Begin Supplied information
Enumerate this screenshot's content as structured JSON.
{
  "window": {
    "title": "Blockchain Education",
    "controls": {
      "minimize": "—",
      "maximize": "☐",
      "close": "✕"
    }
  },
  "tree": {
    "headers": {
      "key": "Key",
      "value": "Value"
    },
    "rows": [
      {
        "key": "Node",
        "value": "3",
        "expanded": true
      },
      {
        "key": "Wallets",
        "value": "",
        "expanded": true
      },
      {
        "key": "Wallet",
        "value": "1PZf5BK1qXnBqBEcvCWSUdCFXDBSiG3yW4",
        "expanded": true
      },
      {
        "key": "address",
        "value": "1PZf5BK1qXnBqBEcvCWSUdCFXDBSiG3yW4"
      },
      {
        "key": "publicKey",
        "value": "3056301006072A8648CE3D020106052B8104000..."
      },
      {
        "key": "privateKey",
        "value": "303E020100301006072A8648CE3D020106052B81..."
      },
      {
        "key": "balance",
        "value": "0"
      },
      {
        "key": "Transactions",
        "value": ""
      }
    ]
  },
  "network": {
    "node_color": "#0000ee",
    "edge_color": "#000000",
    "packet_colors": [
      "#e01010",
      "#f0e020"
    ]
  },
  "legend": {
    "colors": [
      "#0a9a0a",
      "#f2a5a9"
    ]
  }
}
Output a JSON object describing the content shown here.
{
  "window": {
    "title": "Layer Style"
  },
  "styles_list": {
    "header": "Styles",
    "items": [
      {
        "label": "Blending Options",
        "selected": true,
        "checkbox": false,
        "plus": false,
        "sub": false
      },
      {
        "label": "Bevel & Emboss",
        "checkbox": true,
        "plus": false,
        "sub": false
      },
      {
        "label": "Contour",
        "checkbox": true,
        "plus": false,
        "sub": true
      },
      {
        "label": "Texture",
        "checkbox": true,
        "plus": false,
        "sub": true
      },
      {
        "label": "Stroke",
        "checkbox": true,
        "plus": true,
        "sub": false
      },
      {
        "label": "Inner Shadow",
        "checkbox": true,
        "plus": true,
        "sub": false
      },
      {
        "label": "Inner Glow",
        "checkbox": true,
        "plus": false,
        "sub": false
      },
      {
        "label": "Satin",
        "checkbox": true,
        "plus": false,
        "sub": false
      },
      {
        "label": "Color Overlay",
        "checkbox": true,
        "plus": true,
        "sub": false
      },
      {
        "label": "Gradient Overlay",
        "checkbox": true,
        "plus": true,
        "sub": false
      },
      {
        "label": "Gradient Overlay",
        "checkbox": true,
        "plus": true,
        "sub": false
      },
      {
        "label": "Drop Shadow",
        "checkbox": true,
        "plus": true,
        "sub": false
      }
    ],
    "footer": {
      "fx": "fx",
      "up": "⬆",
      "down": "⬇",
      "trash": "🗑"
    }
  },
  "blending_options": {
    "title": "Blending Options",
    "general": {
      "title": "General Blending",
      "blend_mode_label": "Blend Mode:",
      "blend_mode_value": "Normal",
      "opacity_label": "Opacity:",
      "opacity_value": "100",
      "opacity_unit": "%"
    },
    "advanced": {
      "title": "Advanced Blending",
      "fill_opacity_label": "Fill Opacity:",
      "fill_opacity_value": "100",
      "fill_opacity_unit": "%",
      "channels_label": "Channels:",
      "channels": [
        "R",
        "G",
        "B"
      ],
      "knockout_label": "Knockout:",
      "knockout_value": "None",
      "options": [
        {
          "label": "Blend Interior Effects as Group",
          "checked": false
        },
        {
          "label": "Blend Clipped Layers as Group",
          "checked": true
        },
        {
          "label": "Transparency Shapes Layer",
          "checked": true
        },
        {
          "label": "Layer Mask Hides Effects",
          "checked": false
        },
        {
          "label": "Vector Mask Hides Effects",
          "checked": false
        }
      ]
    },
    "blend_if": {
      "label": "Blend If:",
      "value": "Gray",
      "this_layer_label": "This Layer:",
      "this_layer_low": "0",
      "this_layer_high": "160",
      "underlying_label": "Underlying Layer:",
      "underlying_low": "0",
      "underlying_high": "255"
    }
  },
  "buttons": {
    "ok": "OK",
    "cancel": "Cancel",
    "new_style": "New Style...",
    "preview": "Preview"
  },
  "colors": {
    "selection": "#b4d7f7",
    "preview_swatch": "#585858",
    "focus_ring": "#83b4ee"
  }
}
End Supplied information
- **Problem statement**: Read through the lines above and collect those that contain the string "Group".

- **Output below**:
          "label": "Blend Interior Effects as Group",
          "label": "Blend Clipped Layers as Group",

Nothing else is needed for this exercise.